- _Material to process_:
- - -

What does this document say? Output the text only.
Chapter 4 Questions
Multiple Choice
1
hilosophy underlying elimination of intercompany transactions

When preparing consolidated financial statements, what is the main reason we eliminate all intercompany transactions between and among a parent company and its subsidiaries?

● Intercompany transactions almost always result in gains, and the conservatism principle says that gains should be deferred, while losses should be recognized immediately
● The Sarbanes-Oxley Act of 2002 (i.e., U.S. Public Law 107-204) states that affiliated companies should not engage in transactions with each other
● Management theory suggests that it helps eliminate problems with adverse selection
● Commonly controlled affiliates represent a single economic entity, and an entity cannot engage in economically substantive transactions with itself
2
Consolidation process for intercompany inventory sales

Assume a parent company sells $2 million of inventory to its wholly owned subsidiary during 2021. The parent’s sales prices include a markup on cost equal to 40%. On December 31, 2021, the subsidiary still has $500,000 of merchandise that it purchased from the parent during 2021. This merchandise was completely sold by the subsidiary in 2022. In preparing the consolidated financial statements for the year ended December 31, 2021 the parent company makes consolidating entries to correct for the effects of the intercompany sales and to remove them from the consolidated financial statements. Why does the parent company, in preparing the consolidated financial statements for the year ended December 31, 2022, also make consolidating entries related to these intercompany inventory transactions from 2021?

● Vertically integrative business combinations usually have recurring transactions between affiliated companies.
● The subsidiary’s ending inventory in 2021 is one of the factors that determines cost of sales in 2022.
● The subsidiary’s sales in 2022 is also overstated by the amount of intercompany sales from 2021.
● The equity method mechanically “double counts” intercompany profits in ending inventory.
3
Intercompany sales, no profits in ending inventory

- - -

- _Brief_: Scan the material above. Return every line containing the string "eliminate".

- _Right answer_:
When preparing consolidated financial statements, what is the main reason we eliminate all intercompany transactions between and among a parent company and its subsidiaries?
● Management theory suggests that it helps eliminate problems with adverse selection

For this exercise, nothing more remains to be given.